Data section

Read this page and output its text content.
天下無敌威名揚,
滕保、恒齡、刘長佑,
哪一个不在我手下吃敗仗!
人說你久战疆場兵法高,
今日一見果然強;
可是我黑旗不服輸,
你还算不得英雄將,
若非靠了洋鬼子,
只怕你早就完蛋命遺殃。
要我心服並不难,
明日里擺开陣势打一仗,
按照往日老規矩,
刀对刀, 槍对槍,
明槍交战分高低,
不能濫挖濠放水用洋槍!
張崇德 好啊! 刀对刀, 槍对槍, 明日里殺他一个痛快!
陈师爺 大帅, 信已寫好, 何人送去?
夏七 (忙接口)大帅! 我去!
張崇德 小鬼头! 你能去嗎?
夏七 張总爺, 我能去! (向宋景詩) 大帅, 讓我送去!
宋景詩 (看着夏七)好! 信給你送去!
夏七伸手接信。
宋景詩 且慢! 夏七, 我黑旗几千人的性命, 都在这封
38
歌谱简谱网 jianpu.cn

Work to complete
Print back all the lines verbatim.

Result below
Read this page and output its text content.
天下無敌威名揚,
滕保、恒齡、刘長佑,
哪一个不在我手下吃敗仗!
人說你久战疆場兵法高,
今日一見果然強;
可是我黑旗不服輸,
你还算不得英雄將,
若非靠了洋鬼子,
只怕你早就完蛋命遺殃。
要我心服並不难,
明日里擺开陣势打一仗,
按照往日老規矩,
刀对刀, 槍对槍,
明槍交战分高低,
不能濫挖濠放水用洋槍!
張崇德 好啊! 刀对刀, 槍对槍, 明日里殺他一个痛快!
陈师爺 大帅, 信已寫好, 何人送去?
夏七 (忙接口)大帅! 我去!
張崇德 小鬼头! 你能去嗎?
夏七 張总爺, 我能去! (向宋景詩) 大帅, 讓我送去!
宋景詩 (看着夏七)好! 信給你送去!
夏七伸手接信。
宋景詩 且慢! 夏七, 我黑旗几千人的性命, 都在这封
38
歌谱简谱网 jianpu.cn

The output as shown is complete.